--- Work to be completed ---
Recast all of the rows below as a numbered list, skipping any blank lines and leaving out the pictures.

start Data shown

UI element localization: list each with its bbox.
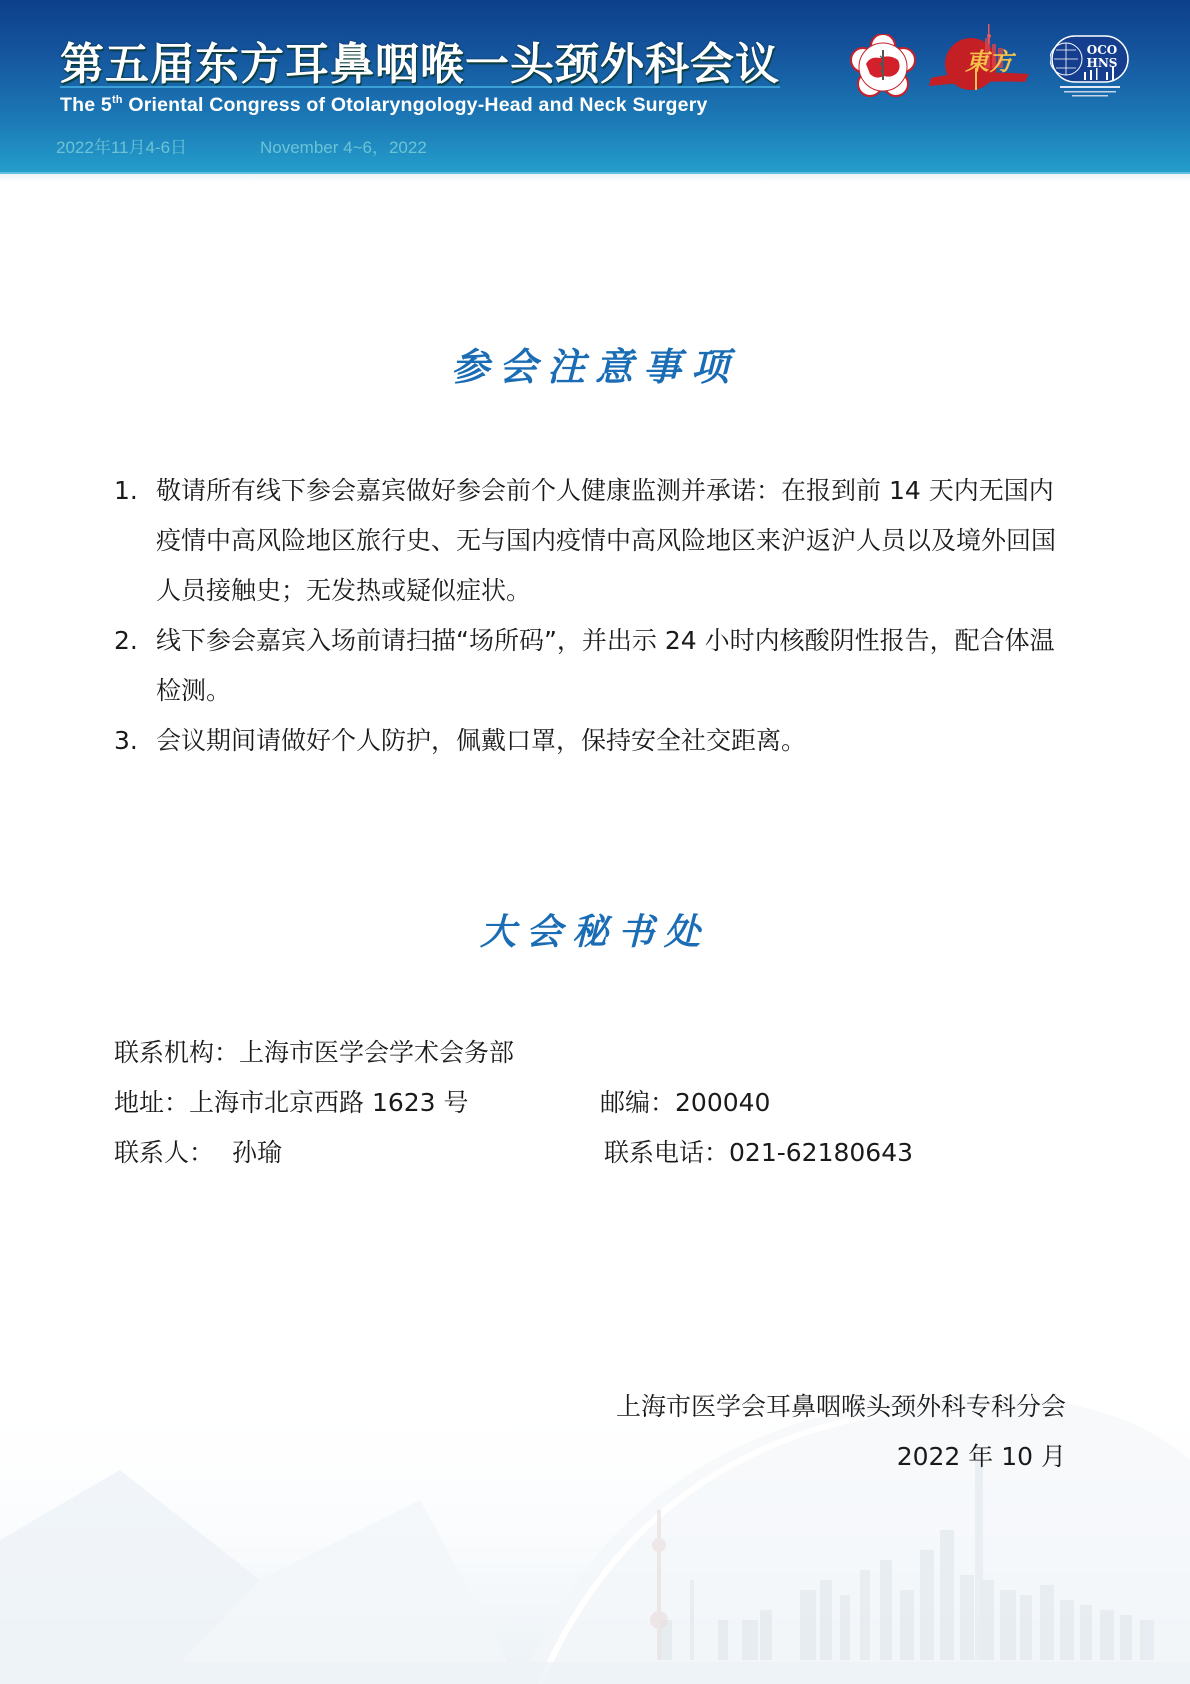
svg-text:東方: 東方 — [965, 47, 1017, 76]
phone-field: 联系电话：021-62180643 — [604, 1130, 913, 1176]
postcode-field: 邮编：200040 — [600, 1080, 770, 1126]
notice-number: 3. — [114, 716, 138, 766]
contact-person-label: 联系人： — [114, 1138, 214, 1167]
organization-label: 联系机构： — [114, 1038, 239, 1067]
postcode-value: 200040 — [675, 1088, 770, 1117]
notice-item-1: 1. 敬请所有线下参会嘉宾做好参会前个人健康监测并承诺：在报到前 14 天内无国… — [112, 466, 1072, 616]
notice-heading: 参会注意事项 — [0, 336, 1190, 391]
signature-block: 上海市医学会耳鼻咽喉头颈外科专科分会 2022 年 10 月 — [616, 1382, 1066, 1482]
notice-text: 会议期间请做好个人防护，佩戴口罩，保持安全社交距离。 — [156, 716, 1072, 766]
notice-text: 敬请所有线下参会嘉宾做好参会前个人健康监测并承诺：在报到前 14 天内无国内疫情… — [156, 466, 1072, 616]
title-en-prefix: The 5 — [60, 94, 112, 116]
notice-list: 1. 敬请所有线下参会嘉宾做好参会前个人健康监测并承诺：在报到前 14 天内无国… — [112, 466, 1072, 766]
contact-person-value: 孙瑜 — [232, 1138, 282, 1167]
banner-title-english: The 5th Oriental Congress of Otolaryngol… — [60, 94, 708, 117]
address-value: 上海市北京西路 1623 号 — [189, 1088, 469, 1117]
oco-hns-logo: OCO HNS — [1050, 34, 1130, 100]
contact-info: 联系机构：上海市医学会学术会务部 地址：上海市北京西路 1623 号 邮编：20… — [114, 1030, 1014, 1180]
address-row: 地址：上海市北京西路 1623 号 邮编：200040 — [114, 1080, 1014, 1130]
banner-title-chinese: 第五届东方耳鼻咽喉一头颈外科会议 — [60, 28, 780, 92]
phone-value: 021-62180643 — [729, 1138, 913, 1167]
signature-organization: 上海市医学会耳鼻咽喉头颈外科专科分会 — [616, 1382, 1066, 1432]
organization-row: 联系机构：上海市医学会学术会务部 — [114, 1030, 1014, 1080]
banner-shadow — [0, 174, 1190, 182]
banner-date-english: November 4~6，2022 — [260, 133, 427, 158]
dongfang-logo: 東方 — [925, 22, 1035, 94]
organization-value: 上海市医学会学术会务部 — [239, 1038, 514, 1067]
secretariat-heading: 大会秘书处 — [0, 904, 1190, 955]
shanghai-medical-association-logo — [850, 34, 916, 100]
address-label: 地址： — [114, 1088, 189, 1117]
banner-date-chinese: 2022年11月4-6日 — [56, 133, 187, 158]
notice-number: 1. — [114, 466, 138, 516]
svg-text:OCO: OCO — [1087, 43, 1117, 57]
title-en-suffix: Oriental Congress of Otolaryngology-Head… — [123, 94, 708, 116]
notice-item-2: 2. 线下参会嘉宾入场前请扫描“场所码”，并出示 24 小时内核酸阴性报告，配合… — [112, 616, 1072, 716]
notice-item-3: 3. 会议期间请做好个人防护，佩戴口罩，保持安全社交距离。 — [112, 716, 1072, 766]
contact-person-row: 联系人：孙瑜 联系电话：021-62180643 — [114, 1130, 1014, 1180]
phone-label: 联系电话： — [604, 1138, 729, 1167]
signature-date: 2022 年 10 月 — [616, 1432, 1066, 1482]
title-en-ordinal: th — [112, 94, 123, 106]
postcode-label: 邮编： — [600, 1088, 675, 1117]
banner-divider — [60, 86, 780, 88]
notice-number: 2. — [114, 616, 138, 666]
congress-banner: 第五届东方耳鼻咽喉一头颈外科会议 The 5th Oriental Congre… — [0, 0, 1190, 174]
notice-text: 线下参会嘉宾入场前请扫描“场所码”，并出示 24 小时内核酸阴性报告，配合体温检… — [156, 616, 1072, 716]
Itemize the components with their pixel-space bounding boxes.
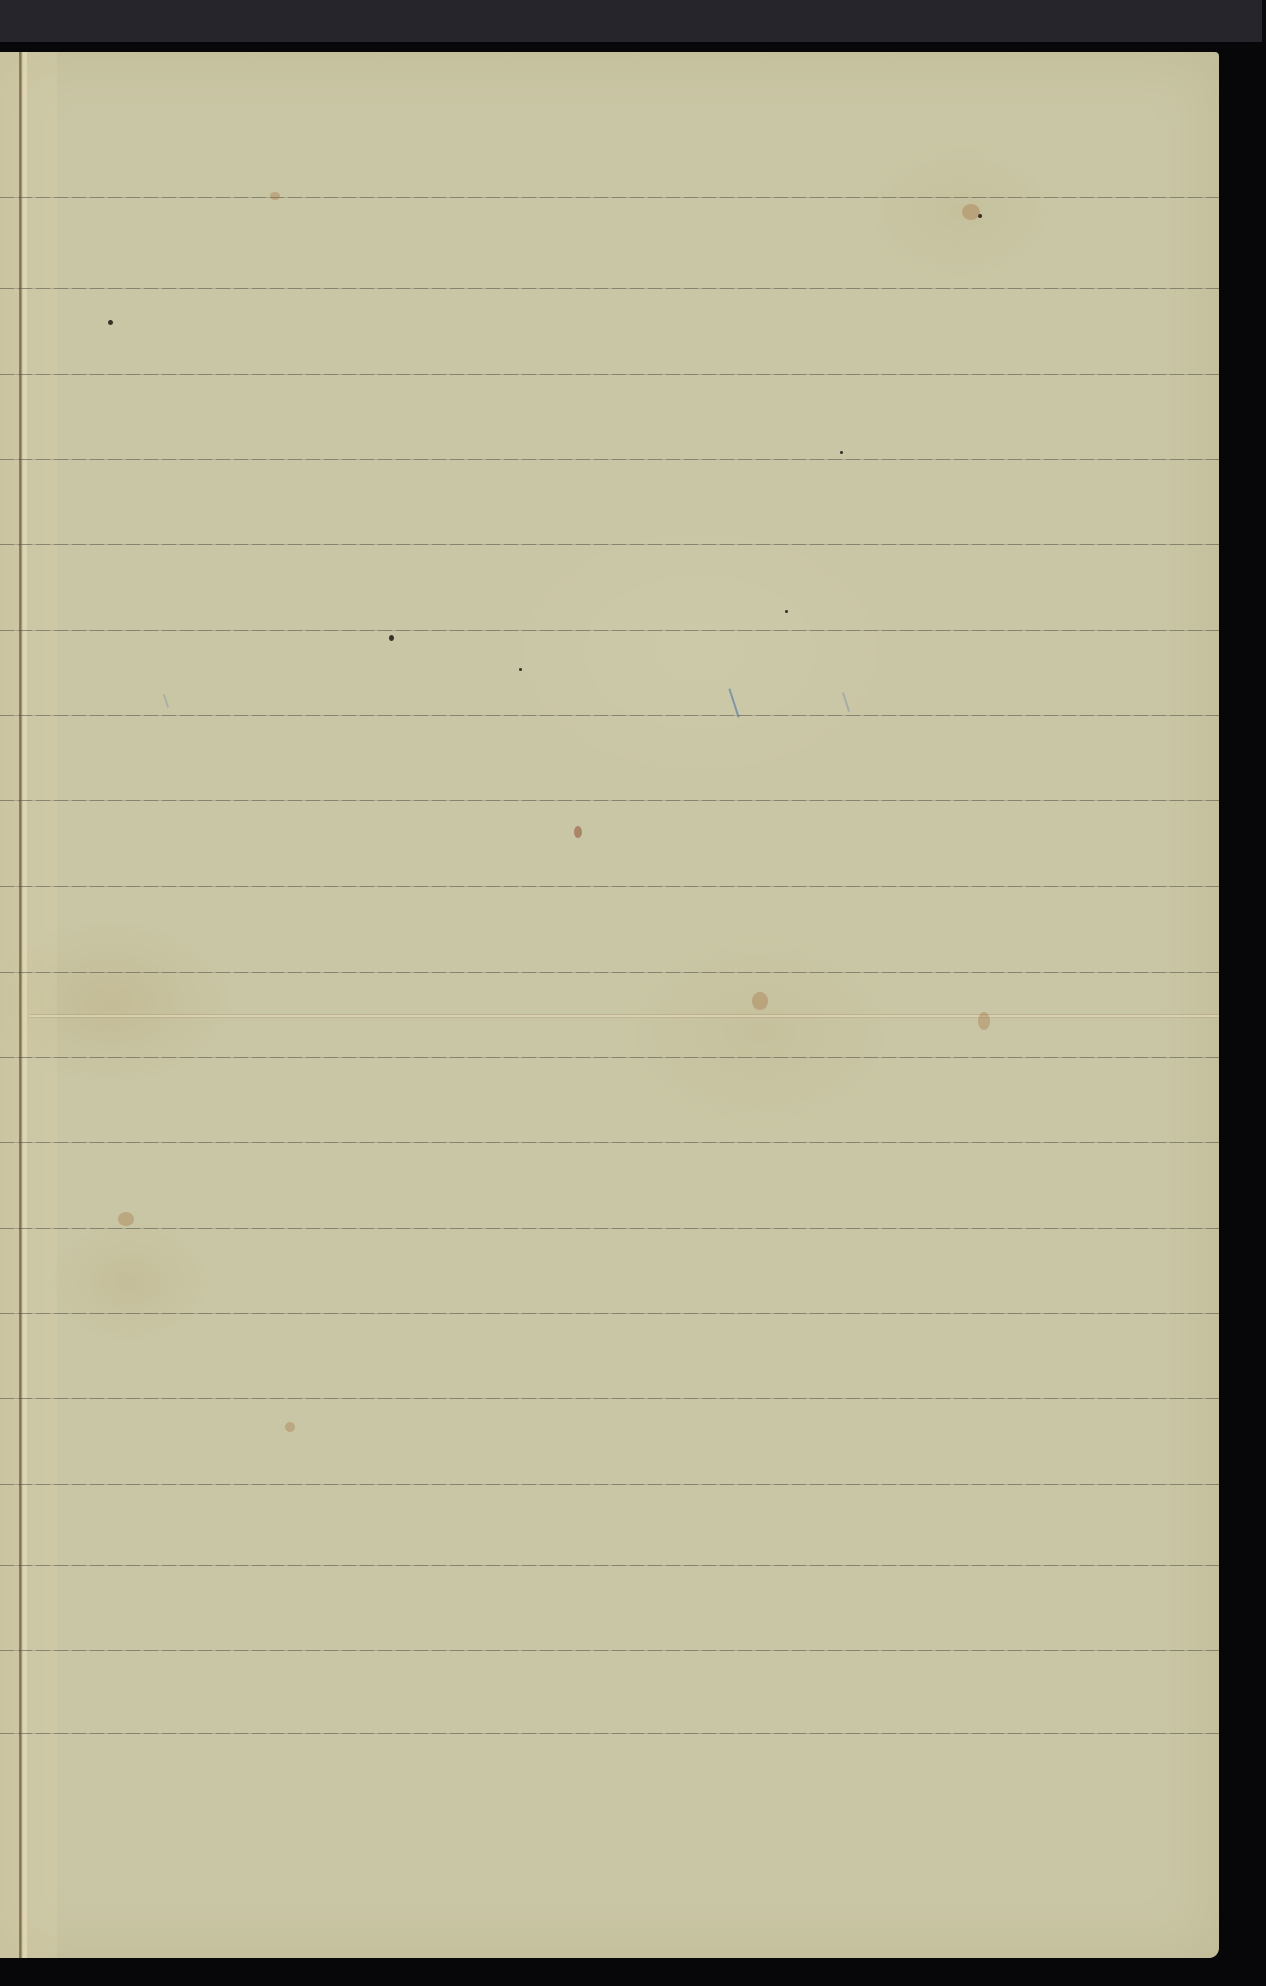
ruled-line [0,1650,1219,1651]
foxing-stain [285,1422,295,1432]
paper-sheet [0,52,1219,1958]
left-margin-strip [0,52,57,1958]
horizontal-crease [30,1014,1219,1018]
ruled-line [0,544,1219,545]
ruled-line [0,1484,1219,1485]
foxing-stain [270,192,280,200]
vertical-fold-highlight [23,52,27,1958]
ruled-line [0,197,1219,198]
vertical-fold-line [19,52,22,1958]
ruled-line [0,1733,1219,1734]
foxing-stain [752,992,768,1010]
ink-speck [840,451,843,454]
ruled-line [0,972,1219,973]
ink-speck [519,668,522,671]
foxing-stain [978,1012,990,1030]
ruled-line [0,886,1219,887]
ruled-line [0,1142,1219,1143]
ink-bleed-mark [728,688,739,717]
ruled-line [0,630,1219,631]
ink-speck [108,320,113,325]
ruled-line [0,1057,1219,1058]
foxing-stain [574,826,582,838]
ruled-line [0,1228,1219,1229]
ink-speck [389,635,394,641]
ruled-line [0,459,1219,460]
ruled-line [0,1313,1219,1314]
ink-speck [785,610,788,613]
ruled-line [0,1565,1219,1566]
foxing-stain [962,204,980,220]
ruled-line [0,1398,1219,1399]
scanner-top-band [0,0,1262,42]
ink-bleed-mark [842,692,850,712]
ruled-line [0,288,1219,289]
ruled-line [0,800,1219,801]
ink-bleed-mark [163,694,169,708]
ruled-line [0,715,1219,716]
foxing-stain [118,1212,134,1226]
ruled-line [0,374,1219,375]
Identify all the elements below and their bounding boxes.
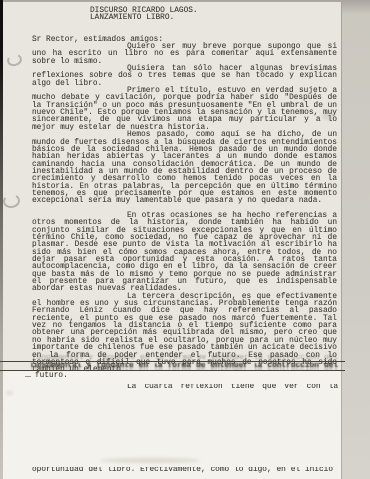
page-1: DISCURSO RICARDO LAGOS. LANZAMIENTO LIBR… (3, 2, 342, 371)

end Data shown

--- Written answer ---
1. UI element localization: list each with its bbox.
2. svg-text:東方: 東方 — [965, 47, 1017, 76]
3. phone-field: 联系电话：021-62180643 — [604, 1130, 913, 1176]
4. postcode-field: 邮编：200040 — [600, 1080, 770, 1126]
5. notice-number: 3. — [114, 716, 138, 766]
6. contact-person-label: 联系人： — [114, 1138, 214, 1167]
7. organization-label: 联系机构： — [114, 1038, 239, 1067]
8. postcode-value: 200040 — [675, 1088, 770, 1117]
9. notice-item-1: 1. 敬请所有线下参会嘉宾做好参会前个人健康监测并承诺：在报到前 14 天内无国… — [112, 466, 1072, 616]
10. notice-heading: 参会注意事项 — [0, 336, 1190, 391]
11. signature-block: 上海市医学会耳鼻咽喉头颈外科专科分会 2022 年 10 月 — [616, 1382, 1066, 1482]
12. notice-text: 会议期间请做好个人防护，佩戴口罩，保持安全社交距离。 — [156, 716, 1072, 766]
13. notice-text: 敬请所有线下参会嘉宾做好参会前个人健康监测并承诺：在报到前 14 天内无国内疫情… — [156, 466, 1072, 616]
14. title-en-prefix: The 5 — [60, 94, 112, 116]
15. notice-list: 1. 敬请所有线下参会嘉宾做好参会前个人健康监测并承诺：在报到前 14 天内无国… — [112, 466, 1072, 766]
16. contact-person-value: 孙瑜 — [232, 1138, 282, 1167]
17. banner-title-english: The 5th Oriental Congress of Otolaryngol… — [60, 94, 708, 117]
18. address-value: 上海市北京西路 1623 号 — [189, 1088, 469, 1117]
19. oco-hns-logo: OCO HNS — [1050, 34, 1130, 100]
20. contact-info: 联系机构：上海市医学会学术会务部 地址：上海市北京西路 1623 号 邮编：20… — [114, 1030, 1014, 1180]
21. address-row: 地址：上海市北京西路 1623 号 邮编：200040 — [114, 1080, 1014, 1130]
22. banner-title-chinese: 第五届东方耳鼻咽喉一头颈外科会议 — [60, 28, 780, 92]
23. phone-value: 021-62180643 — [729, 1138, 913, 1167]
24. signature-organization: 上海市医学会耳鼻咽喉头颈外科专科分会 — [616, 1382, 1066, 1432]
25. organization-row: 联系机构：上海市医学会学术会务部 — [114, 1030, 1014, 1080]
26. banner-shadow — [0, 174, 1190, 182]
27. banner-date-english: November 4~6，2022 — [260, 133, 427, 158]
28. dongfang-logo: 東方 — [925, 22, 1035, 94]
29. organization-value: 上海市医学会学术会务部 — [239, 1038, 514, 1067]
30. secretariat-heading: 大会秘书处 — [0, 904, 1190, 955]
31. shanghai-medical-association-logo — [850, 34, 916, 100]
32. address-label: 地址： — [114, 1088, 189, 1117]
33. banner-date-chinese: 2022年11月4-6日 — [56, 133, 187, 158]
34. notice-number: 1. — [114, 466, 138, 516]
35. svg-text:OCO: OCO — [1087, 43, 1117, 57]
36. title-en-suffix: Oriental Congress of Otolaryngology-Head… — [123, 94, 708, 116]
37. notice-item-2: 2. 线下参会嘉宾入场前请扫描“场所码”，并出示 24 小时内核酸阴性报告，配合… — [112, 616, 1072, 716]
38. notice-item-3: 3. 会议期间请做好个人防护，佩戴口罩，保持安全社交距离。 — [112, 716, 1072, 766]
39. contact-person-row: 联系人：孙瑜 联系电话：021-62180643 — [114, 1130, 1014, 1180]
40. phone-label: 联系电话： — [604, 1138, 729, 1167]
41. signature-date: 2022 年 10 月 — [616, 1432, 1066, 1482]
42. title-en-ordinal: th — [112, 94, 123, 106]
43. postcode-label: 邮编： — [600, 1088, 675, 1117]
44. banner-divider — [60, 86, 780, 88]
45. notice-number: 2. — [114, 616, 138, 666]
46. congress-banner: 第五届东方耳鼻咽喉一头颈外科会议 The 5th Oriental Congre… — [0, 0, 1190, 174]
47. notice-text: 线下参会嘉宾入场前请扫描“场所码”，并出示 24 小时内核酸阴性报告，配合体温检… — [156, 616, 1072, 716]
48. Itemize the components with their pixel-space bounding boxes.
49. ruled-line [0,1650,1219,1651]
50. foxing-stain [285,1422,295,1432]
51. paper-sheet [0,52,1219,1958]
52. left-margin-strip [0,52,57,1958]
53. horizontal-crease [30,1014,1219,1018]
54. ruled-line [0,544,1219,545]
55. ruled-line [0,1484,1219,1485]
56. foxing-stain [270,192,280,200]
57. vertical-fold-highlight [23,52,27,1958]
58. ruled-line [0,197,1219,198]
59. vertical-fold-line [19,52,22,1958]
60. ruled-line [0,1733,1219,1734]
61. foxing-stain [752,992,768,1010]
62. ink-speck [840,451,843,454]
63. ruled-line [0,972,1219,973]
64. ink-speck [519,668,522,671]
65. foxing-stain [978,1012,990,1030]
66. ruled-line [0,886,1219,887]
67. ruled-line [0,1142,1219,1143]
68. ink-bleed-mark [728,688,739,717]
69. ruled-line [0,630,1219,631]
70. ink-speck [108,320,113,325]
71. ruled-line [0,1057,1219,1058]
72. foxing-stain [574,826,582,838]
73. ruled-line [0,1228,1219,1229]
74. ink-speck [389,635,394,641]
75. ruled-line [0,459,1219,460]
76. ruled-line [0,1313,1219,1314]
77. ink-speck [785,610,788,613]
78. ruled-line [0,1565,1219,1566]
79. foxing-stain [962,204,980,220]
80. ruled-line [0,1398,1219,1399]
81. scanner-top-band [0,0,1262,42]
82. ink-bleed-mark [842,692,850,712]
83. ruled-line [0,288,1219,289]
84. ruled-line [0,800,1219,801]
85. ink-bleed-mark [163,694,169,708]
86. ruled-line [0,715,1219,716]
87. foxing-stain [118,1212,134,1226]
88. ruled-line [0,374,1219,375]
89. Identify all the elements below and their bounding boxes.
90. page-1: DISCURSO RICARDO LAGOS. LANZAMIENTO LIBR… (3, 2, 342, 371)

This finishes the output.